━━ Selected passage

More than 70 years after a bloody mob war ended with a peace producing New York City's five Mafia families, the heads of these crime syndicates are simultaneously behind bars for the first time.

"There was a time when no mob boss was even convicted," said Ronald Goldstock, former head of the state Organized Crime Task Force. "Symbolically, this is one more milestone in the fight against the mob."

Realistically, the mass jailing - indicative of the mob's dwindling 21st century fortunes - could also create street-level tensions and problems between the families that would ordinarily be resolved by the five bosses at Mafia "Commission" meetings, experts said.

"If the situation remains the way it is, problems will begin to arise that are not as easily solved by acting bosses," said author and mob expert Howard Abadinsky.

Most recently jailed was Joseph Massino, 60, reputed boss of the Bonanno crime family. Massino was indicted in January in connection with a 1981 murder tied to the FBI's infiltration of his family by undercover agent "Donnie Brasco."

Two other crime bosses are serving lengthy jail terms, one is being held while on trial, and another is jailed while awaiting trial.

U.S. Attorney Roslynn Mauskopf, noting that the "Commission" emerged after the 1931 Castellamarese War ended with a mob hit in a Coney Island restaurant, said it was appropriate that Massino wound up in a Brooklyn federal court.

"The structure of traditional organized crime was formulated, in large measure, right here in Brooklyn," she said.

For decades after the mob war, the city's bosses operated with impunity, avoiding draconian jail sentences and directing illegal multimillion-dollar operations. Their empire stretched from the Fulton Fish Market to the concrete industry to garbage carting.

━━━━

**Task list:**
1. Copy the passage of the article on New York's jailed Mafia bosses from "U.S. Attorney Roslynn" to "Brooklyn federal court.".
2. Answer these questions using the article on New York's jailed Mafia bosses:
(a) What position did Ronald Goldstock formerly hold?
(b) How old is Joseph Massino?
(c) In what year did the Castellamarese War end?
The material that comes after this article has no connection to it.

━━ Listed entries

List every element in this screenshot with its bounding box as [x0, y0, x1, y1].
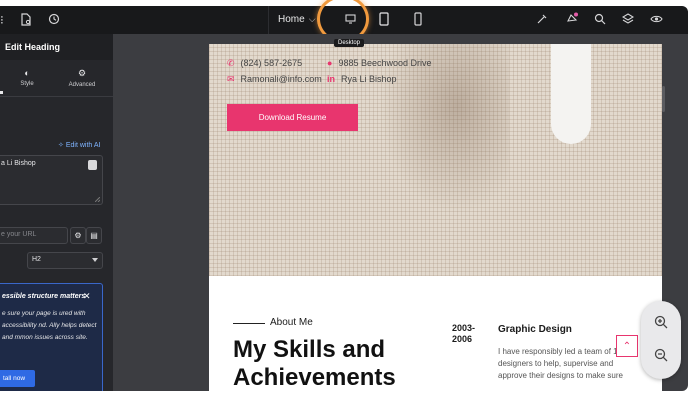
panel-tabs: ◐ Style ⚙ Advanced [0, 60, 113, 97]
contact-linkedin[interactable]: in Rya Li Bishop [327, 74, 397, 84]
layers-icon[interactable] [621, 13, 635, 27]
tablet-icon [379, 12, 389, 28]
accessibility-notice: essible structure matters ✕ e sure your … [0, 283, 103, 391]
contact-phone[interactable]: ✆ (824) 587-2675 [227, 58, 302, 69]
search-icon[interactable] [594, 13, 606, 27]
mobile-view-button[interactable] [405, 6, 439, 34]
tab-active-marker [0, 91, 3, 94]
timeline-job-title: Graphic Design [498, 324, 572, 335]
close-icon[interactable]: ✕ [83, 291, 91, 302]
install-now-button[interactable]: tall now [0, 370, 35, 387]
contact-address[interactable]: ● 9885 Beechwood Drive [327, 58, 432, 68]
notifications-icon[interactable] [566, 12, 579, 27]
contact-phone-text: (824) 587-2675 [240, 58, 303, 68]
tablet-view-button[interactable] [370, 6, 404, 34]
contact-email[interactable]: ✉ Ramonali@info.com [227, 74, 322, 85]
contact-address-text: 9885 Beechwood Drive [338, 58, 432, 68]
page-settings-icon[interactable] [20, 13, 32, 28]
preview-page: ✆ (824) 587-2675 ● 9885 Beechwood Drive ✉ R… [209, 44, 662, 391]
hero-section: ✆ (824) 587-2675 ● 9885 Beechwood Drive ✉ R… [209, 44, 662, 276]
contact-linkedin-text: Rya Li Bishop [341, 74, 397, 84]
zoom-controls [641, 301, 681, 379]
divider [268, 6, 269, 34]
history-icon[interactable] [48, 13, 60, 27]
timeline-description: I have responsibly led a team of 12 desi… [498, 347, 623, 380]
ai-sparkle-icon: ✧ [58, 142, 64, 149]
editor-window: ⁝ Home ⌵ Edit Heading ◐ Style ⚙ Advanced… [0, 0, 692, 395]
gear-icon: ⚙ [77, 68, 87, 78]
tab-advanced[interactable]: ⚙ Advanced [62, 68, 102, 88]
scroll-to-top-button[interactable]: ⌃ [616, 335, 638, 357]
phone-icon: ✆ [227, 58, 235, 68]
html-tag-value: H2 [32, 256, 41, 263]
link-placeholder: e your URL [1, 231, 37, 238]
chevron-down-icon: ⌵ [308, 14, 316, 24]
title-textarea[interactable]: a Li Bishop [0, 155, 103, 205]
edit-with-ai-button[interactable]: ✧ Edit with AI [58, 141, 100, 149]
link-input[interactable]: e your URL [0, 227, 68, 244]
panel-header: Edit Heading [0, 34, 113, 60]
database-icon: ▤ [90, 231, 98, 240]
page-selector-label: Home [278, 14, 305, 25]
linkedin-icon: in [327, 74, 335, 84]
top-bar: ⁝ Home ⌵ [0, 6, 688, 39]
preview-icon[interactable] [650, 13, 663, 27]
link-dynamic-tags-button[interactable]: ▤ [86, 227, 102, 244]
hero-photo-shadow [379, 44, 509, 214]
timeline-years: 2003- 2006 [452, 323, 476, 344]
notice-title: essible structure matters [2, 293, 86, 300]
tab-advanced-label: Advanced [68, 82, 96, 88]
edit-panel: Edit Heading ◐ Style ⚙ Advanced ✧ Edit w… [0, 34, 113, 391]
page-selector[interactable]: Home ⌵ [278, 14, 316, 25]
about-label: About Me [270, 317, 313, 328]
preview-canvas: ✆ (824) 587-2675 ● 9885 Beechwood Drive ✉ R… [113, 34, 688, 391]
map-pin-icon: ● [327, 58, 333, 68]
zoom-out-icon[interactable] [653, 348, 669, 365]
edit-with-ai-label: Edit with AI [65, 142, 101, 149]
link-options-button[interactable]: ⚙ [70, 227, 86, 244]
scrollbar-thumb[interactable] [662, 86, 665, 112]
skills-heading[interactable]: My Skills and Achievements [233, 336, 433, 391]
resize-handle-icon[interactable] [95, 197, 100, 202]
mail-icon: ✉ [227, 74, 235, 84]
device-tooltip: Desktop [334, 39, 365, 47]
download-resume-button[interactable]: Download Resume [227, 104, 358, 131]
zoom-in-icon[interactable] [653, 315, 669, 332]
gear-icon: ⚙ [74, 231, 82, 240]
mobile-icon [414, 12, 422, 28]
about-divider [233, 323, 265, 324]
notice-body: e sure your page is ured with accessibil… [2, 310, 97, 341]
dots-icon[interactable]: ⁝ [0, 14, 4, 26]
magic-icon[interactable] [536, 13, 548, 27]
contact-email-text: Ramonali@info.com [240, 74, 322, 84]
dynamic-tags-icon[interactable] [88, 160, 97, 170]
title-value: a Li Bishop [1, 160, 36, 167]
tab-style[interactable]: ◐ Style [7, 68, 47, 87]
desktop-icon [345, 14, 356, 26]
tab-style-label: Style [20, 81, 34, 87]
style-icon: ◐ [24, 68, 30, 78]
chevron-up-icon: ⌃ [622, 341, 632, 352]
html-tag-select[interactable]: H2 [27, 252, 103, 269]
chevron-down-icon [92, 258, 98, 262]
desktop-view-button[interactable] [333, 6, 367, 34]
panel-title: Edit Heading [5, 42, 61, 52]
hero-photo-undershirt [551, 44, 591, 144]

━━━━
━━ Listed entries

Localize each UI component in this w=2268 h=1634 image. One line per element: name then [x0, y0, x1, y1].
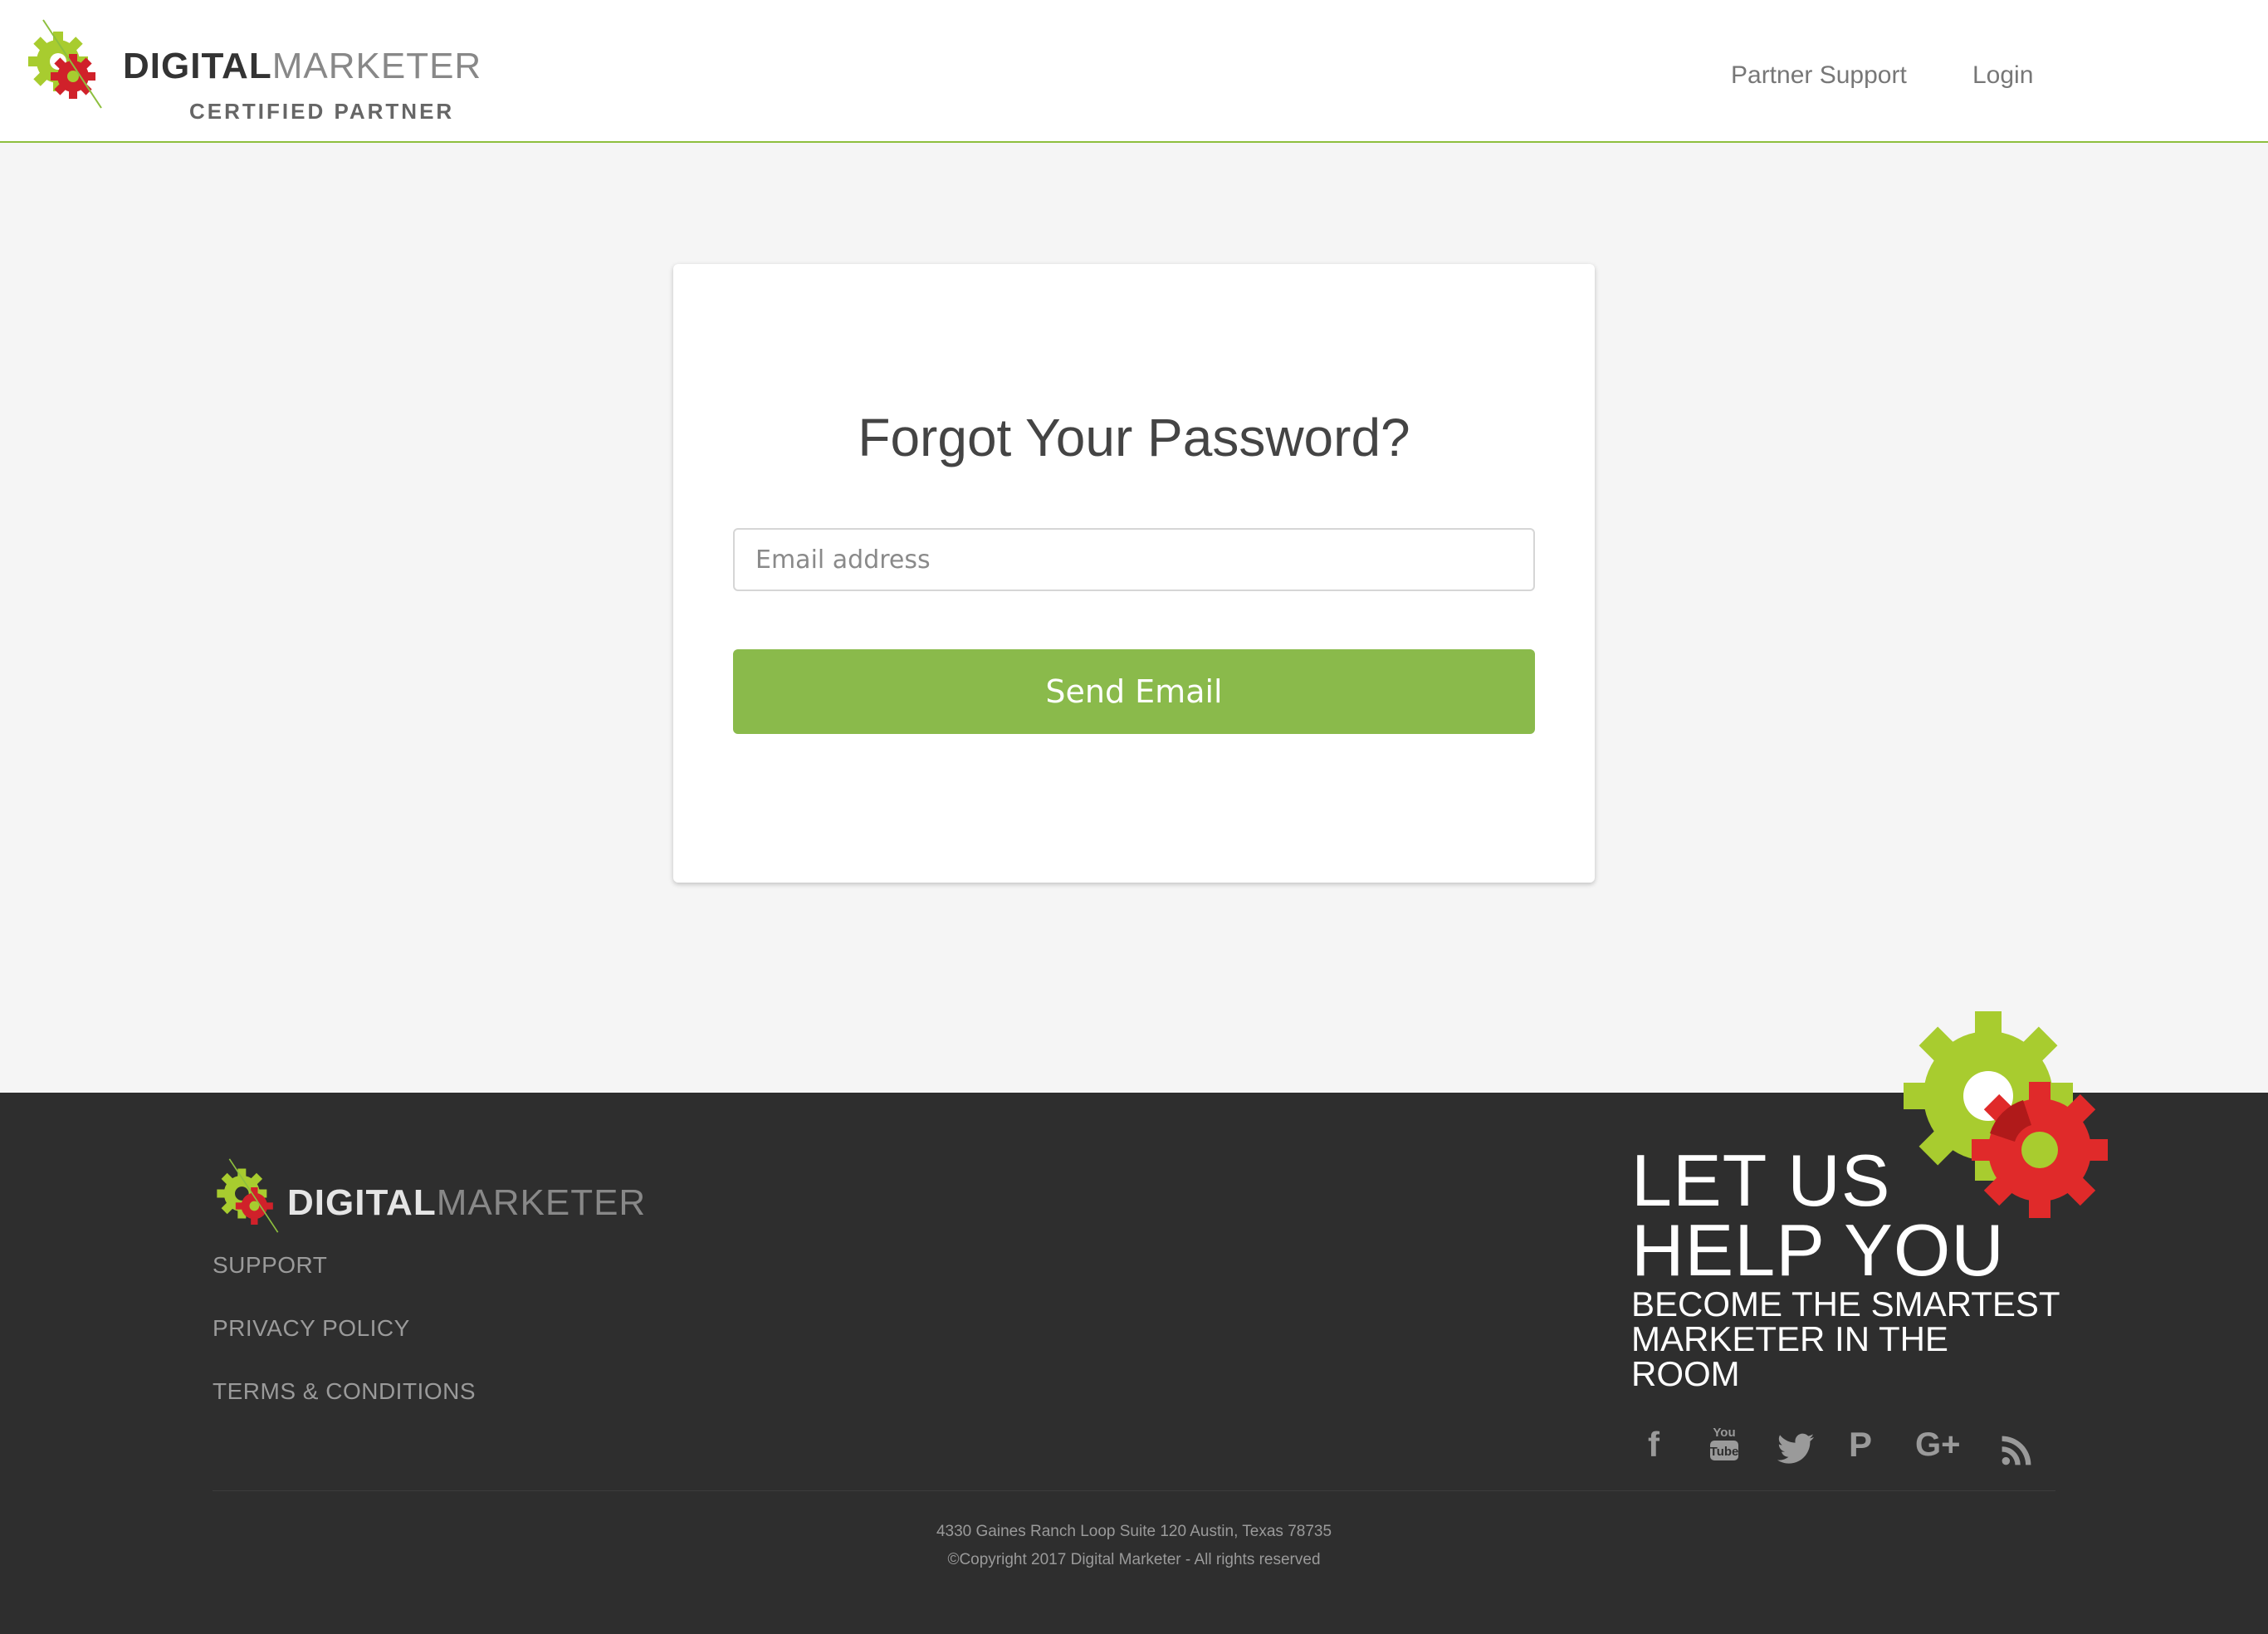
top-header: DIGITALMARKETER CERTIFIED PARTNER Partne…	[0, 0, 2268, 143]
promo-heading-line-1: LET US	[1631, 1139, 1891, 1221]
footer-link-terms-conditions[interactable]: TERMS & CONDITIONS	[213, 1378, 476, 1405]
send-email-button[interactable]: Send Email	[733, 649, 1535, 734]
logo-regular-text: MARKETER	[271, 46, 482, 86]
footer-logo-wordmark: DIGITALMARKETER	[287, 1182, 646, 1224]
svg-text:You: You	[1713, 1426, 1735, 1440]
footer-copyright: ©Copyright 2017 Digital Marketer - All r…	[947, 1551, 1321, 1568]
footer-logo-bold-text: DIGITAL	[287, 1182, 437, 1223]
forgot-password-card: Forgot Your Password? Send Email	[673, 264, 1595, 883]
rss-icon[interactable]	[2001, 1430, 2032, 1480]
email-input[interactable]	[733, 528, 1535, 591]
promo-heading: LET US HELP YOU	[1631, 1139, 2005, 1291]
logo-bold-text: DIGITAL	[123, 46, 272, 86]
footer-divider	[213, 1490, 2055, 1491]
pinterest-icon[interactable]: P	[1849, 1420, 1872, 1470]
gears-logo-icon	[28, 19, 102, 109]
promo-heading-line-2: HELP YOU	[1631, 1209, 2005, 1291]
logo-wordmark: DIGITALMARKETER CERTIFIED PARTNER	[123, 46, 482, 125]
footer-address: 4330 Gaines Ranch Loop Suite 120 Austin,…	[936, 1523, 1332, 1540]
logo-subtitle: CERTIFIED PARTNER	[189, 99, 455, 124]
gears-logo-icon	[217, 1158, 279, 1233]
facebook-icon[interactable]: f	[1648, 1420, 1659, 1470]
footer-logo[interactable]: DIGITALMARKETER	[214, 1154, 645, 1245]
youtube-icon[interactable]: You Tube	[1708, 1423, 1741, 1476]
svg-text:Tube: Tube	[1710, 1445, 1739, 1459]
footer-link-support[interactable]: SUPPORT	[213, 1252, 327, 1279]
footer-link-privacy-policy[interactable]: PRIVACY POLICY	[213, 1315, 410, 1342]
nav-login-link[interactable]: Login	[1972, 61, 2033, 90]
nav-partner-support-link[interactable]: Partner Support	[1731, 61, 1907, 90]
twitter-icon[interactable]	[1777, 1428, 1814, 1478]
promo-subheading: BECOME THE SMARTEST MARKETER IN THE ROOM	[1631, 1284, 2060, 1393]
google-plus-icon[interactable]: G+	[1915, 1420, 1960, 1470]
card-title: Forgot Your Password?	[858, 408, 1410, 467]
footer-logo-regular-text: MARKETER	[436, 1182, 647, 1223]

━━━━

**Exercise solutions:**
1.
U.S. Attorney Roslynn Mauskopf, noting that the "Commission" emerged after the 1931 Castellamarese War ended with a mob hit in a Coney Island restaurant, said it was appropriate that Massino wound up in a Brooklyn federal court.

2.
(a) He was head of the state Organized Crime Task Force.
(b) He is 60.
(c) It ended in 1931.